EXERCISE:
From the first line to the last, give the listing again exactly.

- Opening Delimiter -

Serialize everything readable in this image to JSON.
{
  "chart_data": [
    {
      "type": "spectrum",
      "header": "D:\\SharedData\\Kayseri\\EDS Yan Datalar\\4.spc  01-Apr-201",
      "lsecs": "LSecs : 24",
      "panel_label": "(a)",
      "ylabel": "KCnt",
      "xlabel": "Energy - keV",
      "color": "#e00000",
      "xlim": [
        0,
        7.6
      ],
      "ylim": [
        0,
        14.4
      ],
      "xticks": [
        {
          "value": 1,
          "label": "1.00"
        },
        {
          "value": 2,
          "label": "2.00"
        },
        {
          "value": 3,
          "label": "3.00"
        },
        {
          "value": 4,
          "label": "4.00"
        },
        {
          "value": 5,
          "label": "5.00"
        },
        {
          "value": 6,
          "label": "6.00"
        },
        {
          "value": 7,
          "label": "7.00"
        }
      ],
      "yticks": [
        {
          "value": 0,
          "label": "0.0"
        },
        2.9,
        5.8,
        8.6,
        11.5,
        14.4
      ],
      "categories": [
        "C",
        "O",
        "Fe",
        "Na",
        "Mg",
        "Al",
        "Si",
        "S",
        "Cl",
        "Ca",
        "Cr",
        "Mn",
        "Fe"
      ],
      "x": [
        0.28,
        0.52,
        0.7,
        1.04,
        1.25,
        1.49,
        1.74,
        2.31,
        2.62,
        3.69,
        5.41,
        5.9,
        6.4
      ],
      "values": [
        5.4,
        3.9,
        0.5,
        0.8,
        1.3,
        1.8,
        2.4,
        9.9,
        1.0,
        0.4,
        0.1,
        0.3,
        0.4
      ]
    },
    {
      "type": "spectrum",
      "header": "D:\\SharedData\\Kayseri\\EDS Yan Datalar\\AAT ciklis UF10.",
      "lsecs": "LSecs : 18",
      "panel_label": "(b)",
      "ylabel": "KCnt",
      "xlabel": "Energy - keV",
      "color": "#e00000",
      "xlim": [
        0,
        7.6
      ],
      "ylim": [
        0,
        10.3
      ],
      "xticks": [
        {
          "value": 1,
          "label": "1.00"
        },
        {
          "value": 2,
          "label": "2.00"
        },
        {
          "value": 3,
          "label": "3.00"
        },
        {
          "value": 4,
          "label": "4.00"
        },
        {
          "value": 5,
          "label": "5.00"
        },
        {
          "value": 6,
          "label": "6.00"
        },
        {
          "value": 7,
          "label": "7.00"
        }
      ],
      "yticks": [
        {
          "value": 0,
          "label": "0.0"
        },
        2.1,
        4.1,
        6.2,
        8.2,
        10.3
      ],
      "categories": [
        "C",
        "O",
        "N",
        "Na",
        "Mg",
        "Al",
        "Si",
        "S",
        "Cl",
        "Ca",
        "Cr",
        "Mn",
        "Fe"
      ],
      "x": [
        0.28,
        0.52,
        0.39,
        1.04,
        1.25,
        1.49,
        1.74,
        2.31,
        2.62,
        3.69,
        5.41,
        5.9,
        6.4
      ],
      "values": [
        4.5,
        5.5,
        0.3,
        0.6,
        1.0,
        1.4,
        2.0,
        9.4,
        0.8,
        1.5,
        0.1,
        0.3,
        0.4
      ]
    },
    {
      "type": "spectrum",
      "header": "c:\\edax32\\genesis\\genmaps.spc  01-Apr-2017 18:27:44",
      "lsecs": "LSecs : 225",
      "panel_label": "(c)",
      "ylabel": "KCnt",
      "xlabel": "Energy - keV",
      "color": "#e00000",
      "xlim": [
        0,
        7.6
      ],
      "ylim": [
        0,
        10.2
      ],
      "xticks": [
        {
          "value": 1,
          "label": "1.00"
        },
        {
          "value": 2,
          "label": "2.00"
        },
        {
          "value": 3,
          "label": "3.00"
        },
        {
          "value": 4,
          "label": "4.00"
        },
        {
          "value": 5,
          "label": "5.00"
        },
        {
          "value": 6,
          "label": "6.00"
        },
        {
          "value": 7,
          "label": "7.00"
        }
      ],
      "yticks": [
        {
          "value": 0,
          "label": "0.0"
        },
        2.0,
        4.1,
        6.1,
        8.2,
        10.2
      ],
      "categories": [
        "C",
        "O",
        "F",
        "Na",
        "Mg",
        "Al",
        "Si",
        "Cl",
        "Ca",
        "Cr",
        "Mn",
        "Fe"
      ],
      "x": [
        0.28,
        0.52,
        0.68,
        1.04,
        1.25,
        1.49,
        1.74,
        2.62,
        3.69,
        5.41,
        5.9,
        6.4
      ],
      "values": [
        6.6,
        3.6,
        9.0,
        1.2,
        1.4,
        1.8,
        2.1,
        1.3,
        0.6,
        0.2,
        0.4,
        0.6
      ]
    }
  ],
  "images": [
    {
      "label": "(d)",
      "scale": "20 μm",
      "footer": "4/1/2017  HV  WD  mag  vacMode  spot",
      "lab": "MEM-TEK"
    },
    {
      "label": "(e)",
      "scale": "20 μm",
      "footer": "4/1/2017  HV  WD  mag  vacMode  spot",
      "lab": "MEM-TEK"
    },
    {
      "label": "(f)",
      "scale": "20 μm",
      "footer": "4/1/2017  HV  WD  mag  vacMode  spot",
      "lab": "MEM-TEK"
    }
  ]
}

- Closing Delimiter -

TASK ANSWER:
Serialize everything readable in this image to JSON.
{
  "chart_data": [
    {
      "type": "spectrum",
      "header": "D:\\SharedData\\Kayseri\\EDS Yan Datalar\\4.spc  01-Apr-201",
      "lsecs": "LSecs : 24",
      "panel_label": "(a)",
      "ylabel": "KCnt",
      "xlabel": "Energy - keV",
      "color": "#e00000",
      "xlim": [
        0,
        7.6
      ],
      "ylim": [
        0,
        14.4
      ],
      "xticks": [
        {
          "value": 1,
          "label": "1.00"
        },
        {
          "value": 2,
          "label": "2.00"
        },
        {
          "value": 3,
          "label": "3.00"
        },
        {
          "value": 4,
          "label": "4.00"
        },
        {
          "value": 5,
          "label": "5.00"
        },
        {
          "value": 6,
          "label": "6.00"
        },
        {
          "value": 7,
          "label": "7.00"
        }
      ],
      "yticks": [
        {
          "value": 0,
          "label": "0.0"
        },
        2.9,
        5.8,
        8.6,
        11.5,
        14.4
      ],
      "categories": [
        "C",
        "O",
        "Fe",
        "Na",
        "Mg",
        "Al",
        "Si",
        "S",
        "Cl",
        "Ca",
        "Cr",
        "Mn",
        "Fe"
      ],
      "x": [
        0.28,
        0.52,
        0.7,
        1.04,
        1.25,
        1.49,
        1.74,
        2.31,
        2.62,
        3.69,
        5.41,
        5.9,
        6.4
      ],
      "values": [
        5.4,
        3.9,
        0.5,
        0.8,
        1.3,
        1.8,
        2.4,
        9.9,
        1.0,
        0.4,
        0.1,
        0.3,
        0.4
      ]
    },
    {
      "type": "spectrum",
      "header": "D:\\SharedData\\Kayseri\\EDS Yan Datalar\\AAT ciklis UF10.",
      "lsecs": "LSecs : 18",
      "panel_label": "(b)",
      "ylabel": "KCnt",
      "xlabel": "Energy - keV",
      "color": "#e00000",
      "xlim": [
        0,
        7.6
      ],
      "ylim": [
        0,
        10.3
      ],
      "xticks": [
        {
          "value": 1,
          "label": "1.00"
        },
        {
          "value": 2,
          "label": "2.00"
        },
        {
          "value": 3,
          "label": "3.00"
        },
        {
          "value": 4,
          "label": "4.00"
        },
        {
          "value": 5,
          "label": "5.00"
        },
        {
          "value": 6,
          "label": "6.00"
        },
        {
          "value": 7,
          "label": "7.00"
        }
      ],
      "yticks": [
        {
          "value": 0,
          "label": "0.0"
        },
        2.1,
        4.1,
        6.2,
        8.2,
        10.3
      ],
      "categories": [
        "C",
        "O",
        "N",
        "Na",
        "Mg",
        "Al",
        "Si",
        "S",
        "Cl",
        "Ca",
        "Cr",
        "Mn",
        "Fe"
      ],
      "x": [
        0.28,
        0.52,
        0.39,
        1.04,
        1.25,
        1.49,
        1.74,
        2.31,
        2.62,
        3.69,
        5.41,
        5.9,
        6.4
      ],
      "values": [
        4.5,
        5.5,
        0.3,
        0.6,
        1.0,
        1.4,
        2.0,
        9.4,
        0.8,
        1.5,
        0.1,
        0.3,
        0.4
      ]
    },
    {
      "type": "spectrum",
      "header": "c:\\edax32\\genesis\\genmaps.spc  01-Apr-2017 18:27:44",
      "lsecs": "LSecs : 225",
      "panel_label": "(c)",
      "ylabel": "KCnt",
      "xlabel": "Energy - keV",
      "color": "#e00000",
      "xlim": [
        0,
        7.6
      ],
      "ylim": [
        0,
        10.2
      ],
      "xticks": [
        {
          "value": 1,
          "label": "1.00"
        },
        {
          "value": 2,
          "label": "2.00"
        },
        {
          "value": 3,
          "label": "3.00"
        },
        {
          "value": 4,
          "label": "4.00"
        },
        {
          "value": 5,
          "label": "5.00"
        },
        {
          "value": 6,
          "label": "6.00"
        },
        {
          "value": 7,
          "label": "7.00"
        }
      ],
      "yticks": [
        {
          "value": 0,
          "label": "0.0"
        },
        2.0,
        4.1,
        6.1,
        8.2,
        10.2
      ],
      "categories": [
        "C",
        "O",
        "F",
        "Na",
        "Mg",
        "Al",
        "Si",
        "Cl",
        "Ca",
        "Cr",
        "Mn",
        "Fe"
      ],
      "x": [
        0.28,
        0.52,
        0.68,
        1.04,
        1.25,
        1.49,
        1.74,
        2.62,
        3.69,
        5.41,
        5.9,
        6.4
      ],
      "values": [
        6.6,
        3.6,
        9.0,
        1.2,
        1.4,
        1.8,
        2.1,
        1.3,
        0.6,
        0.2,
        0.4,
        0.6
      ]
    }
  ],
  "images": [
    {
      "label": "(d)",
      "scale": "20 μm",
      "footer": "4/1/2017  HV  WD  mag  vacMode  spot",
      "lab": "MEM-TEK"
    },
    {
      "label": "(e)",
      "scale": "20 μm",
      "footer": "4/1/2017  HV  WD  mag  vacMode  spot",
      "lab": "MEM-TEK"
    },
    {
      "label": "(f)",
      "scale": "20 μm",
      "footer": "4/1/2017  HV  WD  mag  vacMode  spot",
      "lab": "MEM-TEK"
    }
  ]
}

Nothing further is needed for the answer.